▶ [Given problem]: Copy out every line of the data exactly.
>> Start Data provided
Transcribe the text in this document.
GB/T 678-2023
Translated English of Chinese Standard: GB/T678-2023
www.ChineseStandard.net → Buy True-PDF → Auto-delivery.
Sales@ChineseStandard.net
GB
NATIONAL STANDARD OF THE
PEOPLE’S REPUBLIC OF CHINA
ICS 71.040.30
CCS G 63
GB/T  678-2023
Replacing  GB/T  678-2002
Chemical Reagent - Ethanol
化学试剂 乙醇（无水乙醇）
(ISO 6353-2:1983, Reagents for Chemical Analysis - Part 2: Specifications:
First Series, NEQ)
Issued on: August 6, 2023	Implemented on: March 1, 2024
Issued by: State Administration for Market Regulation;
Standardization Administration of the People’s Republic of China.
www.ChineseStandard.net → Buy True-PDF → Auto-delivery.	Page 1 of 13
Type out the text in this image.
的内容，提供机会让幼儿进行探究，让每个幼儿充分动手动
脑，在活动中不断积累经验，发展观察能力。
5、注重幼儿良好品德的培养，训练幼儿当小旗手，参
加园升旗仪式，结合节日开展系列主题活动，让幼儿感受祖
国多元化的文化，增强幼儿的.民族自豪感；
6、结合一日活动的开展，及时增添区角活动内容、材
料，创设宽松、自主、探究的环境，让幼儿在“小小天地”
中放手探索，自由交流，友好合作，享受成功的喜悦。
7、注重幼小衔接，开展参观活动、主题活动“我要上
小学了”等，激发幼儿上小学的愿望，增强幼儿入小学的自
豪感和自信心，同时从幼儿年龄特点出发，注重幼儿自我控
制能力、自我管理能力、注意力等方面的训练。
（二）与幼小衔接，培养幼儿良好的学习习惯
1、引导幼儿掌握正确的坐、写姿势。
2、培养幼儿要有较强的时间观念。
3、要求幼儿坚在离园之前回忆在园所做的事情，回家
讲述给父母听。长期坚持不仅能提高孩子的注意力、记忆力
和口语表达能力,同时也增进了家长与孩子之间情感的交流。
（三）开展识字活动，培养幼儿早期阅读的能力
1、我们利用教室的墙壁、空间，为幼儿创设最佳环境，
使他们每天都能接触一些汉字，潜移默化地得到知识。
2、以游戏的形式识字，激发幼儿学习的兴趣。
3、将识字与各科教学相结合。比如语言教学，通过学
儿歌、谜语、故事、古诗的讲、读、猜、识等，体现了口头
>> End Data provided
▶ [Solution below]:
Transcribe the text in this document.
GB/T 678-2023
Translated English of Chinese Standard: GB/T678-2023
www.ChineseStandard.net → Buy True-PDF → Auto-delivery.
Sales@ChineseStandard.net
GB
NATIONAL STANDARD OF THE
PEOPLE’S REPUBLIC OF CHINA
ICS 71.040.30
CCS G 63
GB/T  678-2023
Replacing  GB/T  678-2002
Chemical Reagent - Ethanol
化学试剂 乙醇（无水乙醇）
(ISO 6353-2:1983, Reagents for Chemical Analysis - Part 2: Specifications:
First Series, NEQ)
Issued on: August 6, 2023	Implemented on: March 1, 2024
Issued by: State Administration for Market Regulation;
Standardization Administration of the People’s Republic of China.
www.ChineseStandard.net → Buy True-PDF → Auto-delivery.	Page 1 of 13
Type out the text in this image.
的内容，提供机会让幼儿进行探究，让每个幼儿充分动手动
脑，在活动中不断积累经验，发展观察能力。
5、注重幼儿良好品德的培养，训练幼儿当小旗手，参
加园升旗仪式，结合节日开展系列主题活动，让幼儿感受祖
国多元化的文化，增强幼儿的.民族自豪感；
6、结合一日活动的开展，及时增添区角活动内容、材
料，创设宽松、自主、探究的环境，让幼儿在“小小天地”
中放手探索，自由交流，友好合作，享受成功的喜悦。
7、注重幼小衔接，开展参观活动、主题活动“我要上
小学了”等，激发幼儿上小学的愿望，增强幼儿入小学的自
豪感和自信心，同时从幼儿年龄特点出发，注重幼儿自我控
制能力、自我管理能力、注意力等方面的训练。
（二）与幼小衔接，培养幼儿良好的学习习惯
1、引导幼儿掌握正确的坐、写姿势。
2、培养幼儿要有较强的时间观念。
3、要求幼儿坚在离园之前回忆在园所做的事情，回家
讲述给父母听。长期坚持不仅能提高孩子的注意力、记忆力
和口语表达能力,同时也增进了家长与孩子之间情感的交流。
（三）开展识字活动，培养幼儿早期阅读的能力
1、我们利用教室的墙壁、空间，为幼儿创设最佳环境，
使他们每天都能接触一些汉字，潜移默化地得到知识。
2、以游戏的形式识字，激发幼儿学习的兴趣。
3、将识字与各科教学相结合。比如语言教学，通过学
儿歌、谜语、故事、古诗的讲、读、猜、识等，体现了口头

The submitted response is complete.